Work to be completed: Determine the number of lines holding the word "фактуры"; answer with that number only.

━━━━━ Given entries ━━━━━

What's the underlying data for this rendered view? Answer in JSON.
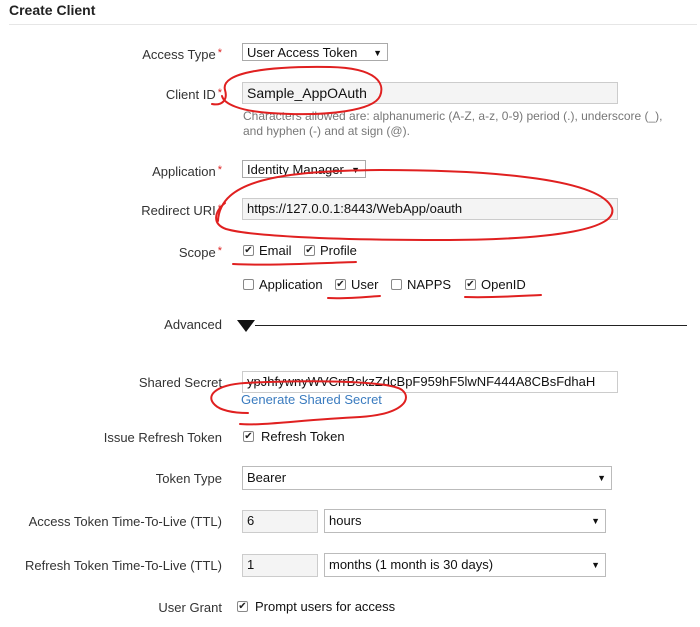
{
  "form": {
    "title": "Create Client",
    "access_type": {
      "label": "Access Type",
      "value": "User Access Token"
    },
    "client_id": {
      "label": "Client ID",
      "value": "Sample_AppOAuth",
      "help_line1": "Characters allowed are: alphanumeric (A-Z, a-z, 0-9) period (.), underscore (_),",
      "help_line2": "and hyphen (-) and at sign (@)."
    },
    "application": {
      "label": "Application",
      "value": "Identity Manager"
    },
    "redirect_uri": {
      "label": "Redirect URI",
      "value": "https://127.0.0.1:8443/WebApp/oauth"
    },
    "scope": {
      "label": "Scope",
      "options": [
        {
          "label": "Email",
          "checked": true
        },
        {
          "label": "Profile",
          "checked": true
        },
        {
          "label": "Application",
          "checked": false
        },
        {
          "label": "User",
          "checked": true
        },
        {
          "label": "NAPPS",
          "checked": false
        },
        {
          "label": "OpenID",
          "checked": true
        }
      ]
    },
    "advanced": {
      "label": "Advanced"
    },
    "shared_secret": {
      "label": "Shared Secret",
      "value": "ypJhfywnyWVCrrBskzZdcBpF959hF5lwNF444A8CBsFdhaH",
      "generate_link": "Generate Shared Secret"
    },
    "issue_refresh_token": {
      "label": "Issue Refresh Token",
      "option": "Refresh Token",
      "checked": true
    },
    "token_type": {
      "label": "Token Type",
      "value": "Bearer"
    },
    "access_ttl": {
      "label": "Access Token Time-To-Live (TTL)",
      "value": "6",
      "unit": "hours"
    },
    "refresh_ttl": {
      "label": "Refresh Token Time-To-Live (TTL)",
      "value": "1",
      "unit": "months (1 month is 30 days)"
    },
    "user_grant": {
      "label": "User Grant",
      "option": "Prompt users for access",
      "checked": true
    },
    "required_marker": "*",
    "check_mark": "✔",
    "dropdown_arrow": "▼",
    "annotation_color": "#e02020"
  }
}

━━━━━
━━━━━ Given entries ━━━━━

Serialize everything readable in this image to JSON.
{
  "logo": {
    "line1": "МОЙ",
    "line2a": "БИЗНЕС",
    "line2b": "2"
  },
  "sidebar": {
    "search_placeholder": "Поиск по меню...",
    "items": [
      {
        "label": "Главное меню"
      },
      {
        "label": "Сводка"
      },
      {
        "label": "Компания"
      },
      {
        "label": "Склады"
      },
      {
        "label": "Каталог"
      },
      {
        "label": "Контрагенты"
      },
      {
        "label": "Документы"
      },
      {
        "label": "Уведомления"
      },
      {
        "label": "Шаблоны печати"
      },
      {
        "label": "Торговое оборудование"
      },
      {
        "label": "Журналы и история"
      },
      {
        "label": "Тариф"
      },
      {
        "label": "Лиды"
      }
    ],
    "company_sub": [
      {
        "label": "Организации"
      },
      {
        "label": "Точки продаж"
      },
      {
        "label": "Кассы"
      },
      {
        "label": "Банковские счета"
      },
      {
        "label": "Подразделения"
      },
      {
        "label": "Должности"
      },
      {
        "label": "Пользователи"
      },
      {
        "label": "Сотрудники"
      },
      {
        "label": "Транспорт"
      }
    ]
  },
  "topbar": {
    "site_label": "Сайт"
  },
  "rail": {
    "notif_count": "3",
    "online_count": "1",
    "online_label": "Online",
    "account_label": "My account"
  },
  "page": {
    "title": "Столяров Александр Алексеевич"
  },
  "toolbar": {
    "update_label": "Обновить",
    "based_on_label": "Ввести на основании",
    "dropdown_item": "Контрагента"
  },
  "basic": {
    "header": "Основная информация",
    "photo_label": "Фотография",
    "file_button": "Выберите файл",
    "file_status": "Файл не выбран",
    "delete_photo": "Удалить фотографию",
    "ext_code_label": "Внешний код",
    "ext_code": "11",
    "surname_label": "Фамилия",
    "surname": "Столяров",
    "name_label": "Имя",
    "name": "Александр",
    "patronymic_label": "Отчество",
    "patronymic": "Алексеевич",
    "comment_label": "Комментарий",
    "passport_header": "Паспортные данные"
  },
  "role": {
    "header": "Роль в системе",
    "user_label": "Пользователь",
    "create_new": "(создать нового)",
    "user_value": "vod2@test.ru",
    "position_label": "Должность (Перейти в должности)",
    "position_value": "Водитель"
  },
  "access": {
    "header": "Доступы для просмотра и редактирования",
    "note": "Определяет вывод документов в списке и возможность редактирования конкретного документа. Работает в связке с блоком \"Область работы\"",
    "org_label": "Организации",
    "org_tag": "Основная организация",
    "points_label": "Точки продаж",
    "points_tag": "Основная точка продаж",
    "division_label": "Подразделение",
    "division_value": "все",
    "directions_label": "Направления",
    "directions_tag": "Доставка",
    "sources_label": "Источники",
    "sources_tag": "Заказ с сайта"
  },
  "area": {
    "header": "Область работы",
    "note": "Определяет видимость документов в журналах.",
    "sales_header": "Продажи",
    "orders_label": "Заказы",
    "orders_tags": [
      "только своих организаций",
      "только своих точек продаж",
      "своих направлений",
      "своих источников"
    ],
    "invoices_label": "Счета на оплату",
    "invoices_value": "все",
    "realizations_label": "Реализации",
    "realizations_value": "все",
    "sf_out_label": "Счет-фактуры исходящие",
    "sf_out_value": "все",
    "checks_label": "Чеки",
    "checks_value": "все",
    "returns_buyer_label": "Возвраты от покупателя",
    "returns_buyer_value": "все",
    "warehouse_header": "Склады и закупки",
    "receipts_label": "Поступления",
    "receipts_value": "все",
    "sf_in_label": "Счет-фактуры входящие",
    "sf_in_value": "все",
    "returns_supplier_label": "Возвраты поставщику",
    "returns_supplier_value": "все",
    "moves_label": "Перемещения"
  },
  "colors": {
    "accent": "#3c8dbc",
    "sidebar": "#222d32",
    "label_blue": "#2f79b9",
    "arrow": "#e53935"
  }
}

━━━━━
━━━━━ Given entries ━━━━━

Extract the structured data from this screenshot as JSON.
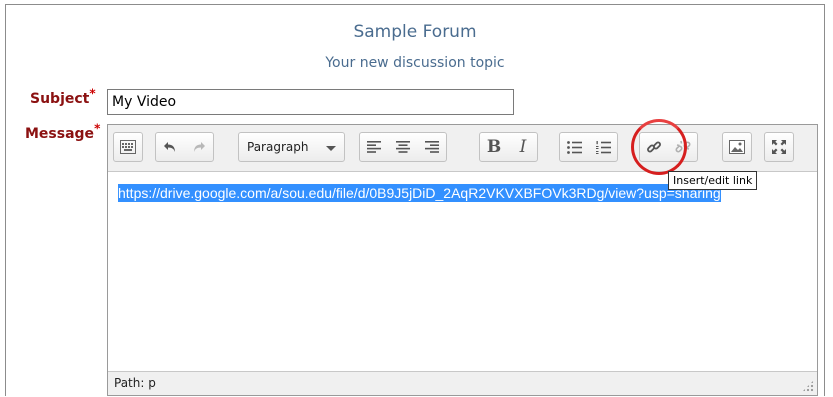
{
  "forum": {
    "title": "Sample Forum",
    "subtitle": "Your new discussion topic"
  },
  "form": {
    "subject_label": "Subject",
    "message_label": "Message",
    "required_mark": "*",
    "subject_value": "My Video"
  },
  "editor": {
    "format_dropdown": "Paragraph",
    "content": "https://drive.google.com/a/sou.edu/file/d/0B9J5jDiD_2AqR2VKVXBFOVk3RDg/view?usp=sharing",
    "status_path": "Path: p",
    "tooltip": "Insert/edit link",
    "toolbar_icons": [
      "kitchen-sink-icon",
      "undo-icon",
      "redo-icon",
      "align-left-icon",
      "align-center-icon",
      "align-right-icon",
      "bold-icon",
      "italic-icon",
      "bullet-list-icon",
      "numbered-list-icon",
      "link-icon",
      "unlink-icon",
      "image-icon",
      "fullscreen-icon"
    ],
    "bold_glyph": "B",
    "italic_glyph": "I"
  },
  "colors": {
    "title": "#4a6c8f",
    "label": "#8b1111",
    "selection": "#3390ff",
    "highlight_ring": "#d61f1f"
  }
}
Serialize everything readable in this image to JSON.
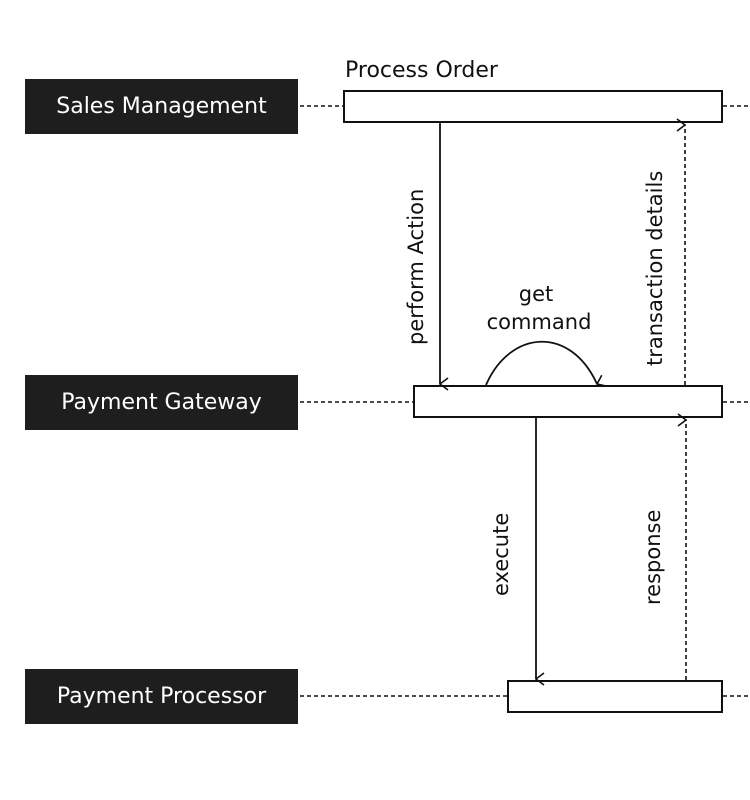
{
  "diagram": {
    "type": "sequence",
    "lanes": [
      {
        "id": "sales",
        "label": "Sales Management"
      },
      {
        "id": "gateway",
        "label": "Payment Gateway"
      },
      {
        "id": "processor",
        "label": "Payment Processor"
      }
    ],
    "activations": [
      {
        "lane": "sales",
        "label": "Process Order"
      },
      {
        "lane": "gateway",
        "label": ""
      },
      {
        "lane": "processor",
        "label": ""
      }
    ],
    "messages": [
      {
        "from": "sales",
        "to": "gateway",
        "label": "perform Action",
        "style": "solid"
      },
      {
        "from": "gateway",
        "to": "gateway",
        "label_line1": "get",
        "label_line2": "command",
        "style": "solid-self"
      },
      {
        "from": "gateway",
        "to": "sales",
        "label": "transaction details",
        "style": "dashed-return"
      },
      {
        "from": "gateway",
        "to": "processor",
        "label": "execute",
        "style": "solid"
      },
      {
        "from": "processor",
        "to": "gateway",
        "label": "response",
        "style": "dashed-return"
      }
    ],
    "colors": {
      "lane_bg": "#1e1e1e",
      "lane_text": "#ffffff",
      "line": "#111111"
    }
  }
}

━━━━━

Final result: 2